→ **INSTRUCTION**
Locate each line below that includes "content" and reproduce it.

start SOURCE RECORDS

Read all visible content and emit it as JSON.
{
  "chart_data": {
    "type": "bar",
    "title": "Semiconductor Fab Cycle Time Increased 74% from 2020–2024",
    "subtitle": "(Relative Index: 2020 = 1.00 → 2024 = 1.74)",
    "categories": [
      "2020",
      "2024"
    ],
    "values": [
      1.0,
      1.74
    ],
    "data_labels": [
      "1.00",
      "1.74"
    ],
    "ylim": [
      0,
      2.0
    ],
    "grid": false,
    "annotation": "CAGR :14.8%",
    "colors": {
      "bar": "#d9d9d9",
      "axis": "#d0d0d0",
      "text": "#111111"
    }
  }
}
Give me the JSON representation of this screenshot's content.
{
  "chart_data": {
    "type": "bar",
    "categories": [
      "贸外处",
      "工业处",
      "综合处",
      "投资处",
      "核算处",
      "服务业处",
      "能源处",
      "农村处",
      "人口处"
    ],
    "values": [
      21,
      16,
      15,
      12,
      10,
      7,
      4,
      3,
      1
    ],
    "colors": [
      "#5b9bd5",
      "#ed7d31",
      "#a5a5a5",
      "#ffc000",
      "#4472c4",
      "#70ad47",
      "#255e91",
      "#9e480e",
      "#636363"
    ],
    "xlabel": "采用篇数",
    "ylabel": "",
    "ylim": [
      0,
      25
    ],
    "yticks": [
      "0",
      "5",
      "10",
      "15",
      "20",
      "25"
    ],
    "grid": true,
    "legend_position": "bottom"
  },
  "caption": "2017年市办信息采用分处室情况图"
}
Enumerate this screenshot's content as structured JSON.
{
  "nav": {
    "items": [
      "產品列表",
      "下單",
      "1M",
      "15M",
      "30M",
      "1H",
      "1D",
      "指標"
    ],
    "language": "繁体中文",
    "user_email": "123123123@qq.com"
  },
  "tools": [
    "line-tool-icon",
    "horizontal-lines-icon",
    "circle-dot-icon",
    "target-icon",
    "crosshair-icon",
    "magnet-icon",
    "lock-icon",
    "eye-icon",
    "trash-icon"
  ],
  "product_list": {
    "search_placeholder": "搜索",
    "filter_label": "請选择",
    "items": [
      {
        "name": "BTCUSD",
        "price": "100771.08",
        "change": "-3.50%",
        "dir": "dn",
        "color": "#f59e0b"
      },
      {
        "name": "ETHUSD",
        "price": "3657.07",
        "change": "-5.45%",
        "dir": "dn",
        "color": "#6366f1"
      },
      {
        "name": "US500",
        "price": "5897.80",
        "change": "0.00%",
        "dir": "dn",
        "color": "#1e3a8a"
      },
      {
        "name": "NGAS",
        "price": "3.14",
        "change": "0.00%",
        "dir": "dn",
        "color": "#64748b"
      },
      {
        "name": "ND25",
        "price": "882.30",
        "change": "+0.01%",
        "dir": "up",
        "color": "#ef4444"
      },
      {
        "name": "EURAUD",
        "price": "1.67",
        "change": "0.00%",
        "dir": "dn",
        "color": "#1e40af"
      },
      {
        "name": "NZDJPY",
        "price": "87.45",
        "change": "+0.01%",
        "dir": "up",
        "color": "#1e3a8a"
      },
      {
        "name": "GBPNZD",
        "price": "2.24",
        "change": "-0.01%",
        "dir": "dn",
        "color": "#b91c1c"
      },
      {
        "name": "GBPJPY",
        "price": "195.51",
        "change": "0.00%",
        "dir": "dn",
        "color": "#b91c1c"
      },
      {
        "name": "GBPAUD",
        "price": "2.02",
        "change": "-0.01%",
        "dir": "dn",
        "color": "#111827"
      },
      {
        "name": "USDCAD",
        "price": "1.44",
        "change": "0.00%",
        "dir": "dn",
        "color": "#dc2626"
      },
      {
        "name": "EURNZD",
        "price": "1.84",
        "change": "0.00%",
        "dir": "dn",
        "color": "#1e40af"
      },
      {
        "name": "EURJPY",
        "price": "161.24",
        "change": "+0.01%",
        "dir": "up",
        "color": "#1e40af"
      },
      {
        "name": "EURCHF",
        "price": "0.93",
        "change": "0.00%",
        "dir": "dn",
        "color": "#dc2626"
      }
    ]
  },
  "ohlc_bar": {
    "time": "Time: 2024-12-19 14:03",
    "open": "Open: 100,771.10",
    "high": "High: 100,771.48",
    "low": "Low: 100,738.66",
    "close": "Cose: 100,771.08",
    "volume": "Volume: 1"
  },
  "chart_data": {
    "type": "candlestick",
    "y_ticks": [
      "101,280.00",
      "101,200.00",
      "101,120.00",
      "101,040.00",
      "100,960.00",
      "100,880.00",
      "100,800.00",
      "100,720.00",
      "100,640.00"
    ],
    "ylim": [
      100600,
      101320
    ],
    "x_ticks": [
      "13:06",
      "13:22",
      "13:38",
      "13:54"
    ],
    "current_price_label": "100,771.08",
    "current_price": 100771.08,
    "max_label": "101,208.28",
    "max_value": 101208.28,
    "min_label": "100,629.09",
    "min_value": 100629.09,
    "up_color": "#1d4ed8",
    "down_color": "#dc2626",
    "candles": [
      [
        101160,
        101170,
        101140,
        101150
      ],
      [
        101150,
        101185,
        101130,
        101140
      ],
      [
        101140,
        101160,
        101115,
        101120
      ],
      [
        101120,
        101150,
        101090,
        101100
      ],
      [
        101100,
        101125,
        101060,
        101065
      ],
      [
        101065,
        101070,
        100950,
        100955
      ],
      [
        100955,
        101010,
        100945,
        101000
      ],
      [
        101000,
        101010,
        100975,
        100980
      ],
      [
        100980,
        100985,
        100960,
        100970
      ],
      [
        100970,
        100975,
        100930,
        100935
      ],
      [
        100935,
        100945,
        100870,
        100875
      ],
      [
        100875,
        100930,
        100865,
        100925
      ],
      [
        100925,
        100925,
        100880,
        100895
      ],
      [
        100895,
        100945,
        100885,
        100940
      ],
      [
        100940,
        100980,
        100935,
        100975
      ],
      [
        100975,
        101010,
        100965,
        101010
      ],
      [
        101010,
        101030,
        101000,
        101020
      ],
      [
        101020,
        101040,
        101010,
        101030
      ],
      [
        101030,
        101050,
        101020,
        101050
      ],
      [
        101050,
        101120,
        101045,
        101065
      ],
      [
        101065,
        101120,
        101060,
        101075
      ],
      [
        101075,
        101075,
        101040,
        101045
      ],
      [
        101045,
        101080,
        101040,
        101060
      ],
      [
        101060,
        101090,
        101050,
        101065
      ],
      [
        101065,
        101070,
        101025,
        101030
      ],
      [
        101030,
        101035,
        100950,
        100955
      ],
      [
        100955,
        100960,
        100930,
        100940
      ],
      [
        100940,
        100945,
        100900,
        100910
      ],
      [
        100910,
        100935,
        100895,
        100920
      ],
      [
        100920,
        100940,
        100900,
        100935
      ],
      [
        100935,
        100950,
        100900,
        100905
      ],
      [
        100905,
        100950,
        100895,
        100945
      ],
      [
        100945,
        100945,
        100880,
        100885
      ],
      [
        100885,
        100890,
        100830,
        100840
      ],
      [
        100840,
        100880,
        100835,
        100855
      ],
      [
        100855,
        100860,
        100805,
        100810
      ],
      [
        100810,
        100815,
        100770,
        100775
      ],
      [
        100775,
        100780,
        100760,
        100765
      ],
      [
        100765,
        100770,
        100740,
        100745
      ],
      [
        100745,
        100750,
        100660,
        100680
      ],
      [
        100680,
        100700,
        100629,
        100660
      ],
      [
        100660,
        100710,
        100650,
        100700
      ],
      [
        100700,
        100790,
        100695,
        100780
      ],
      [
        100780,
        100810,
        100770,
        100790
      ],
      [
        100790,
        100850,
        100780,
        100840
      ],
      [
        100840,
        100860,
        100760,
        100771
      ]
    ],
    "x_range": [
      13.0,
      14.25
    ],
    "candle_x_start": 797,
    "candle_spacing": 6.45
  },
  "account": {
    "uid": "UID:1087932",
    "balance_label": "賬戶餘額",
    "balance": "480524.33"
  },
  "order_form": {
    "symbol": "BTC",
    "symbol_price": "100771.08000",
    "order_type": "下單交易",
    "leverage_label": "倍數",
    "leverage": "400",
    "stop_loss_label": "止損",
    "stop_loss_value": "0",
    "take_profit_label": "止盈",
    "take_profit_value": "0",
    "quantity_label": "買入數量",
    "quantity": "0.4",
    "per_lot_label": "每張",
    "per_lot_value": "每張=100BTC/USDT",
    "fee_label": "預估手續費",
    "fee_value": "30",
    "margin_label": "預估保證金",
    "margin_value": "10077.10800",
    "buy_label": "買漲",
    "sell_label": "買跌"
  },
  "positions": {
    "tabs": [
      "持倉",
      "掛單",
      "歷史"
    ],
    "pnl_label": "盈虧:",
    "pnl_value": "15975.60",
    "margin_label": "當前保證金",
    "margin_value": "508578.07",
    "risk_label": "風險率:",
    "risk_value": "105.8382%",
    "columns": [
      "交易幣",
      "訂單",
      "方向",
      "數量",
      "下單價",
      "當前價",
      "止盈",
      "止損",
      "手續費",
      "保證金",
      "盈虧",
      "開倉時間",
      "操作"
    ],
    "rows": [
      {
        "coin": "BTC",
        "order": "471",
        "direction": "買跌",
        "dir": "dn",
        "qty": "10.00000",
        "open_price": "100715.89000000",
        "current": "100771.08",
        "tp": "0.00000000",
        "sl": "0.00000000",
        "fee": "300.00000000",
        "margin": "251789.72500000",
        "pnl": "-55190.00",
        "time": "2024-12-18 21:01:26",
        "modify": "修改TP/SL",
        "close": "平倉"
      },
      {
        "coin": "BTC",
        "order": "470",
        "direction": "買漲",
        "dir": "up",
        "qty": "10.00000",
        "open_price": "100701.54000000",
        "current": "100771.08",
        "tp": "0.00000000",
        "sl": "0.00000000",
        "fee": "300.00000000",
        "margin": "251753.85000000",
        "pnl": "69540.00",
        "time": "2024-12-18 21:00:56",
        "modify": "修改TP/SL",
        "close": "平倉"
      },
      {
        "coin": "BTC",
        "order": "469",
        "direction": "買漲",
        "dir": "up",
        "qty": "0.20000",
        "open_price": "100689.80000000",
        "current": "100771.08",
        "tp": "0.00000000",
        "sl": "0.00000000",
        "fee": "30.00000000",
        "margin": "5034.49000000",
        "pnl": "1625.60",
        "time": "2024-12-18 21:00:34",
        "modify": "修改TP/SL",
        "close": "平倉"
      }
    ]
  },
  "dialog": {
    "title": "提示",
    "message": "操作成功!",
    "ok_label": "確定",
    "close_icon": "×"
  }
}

end SOURCE RECORDS

→ **SOLUTION**
Read all visible content and emit it as JSON.
Give me the JSON representation of this screenshot's content.
Enumerate this screenshot's content as structured JSON.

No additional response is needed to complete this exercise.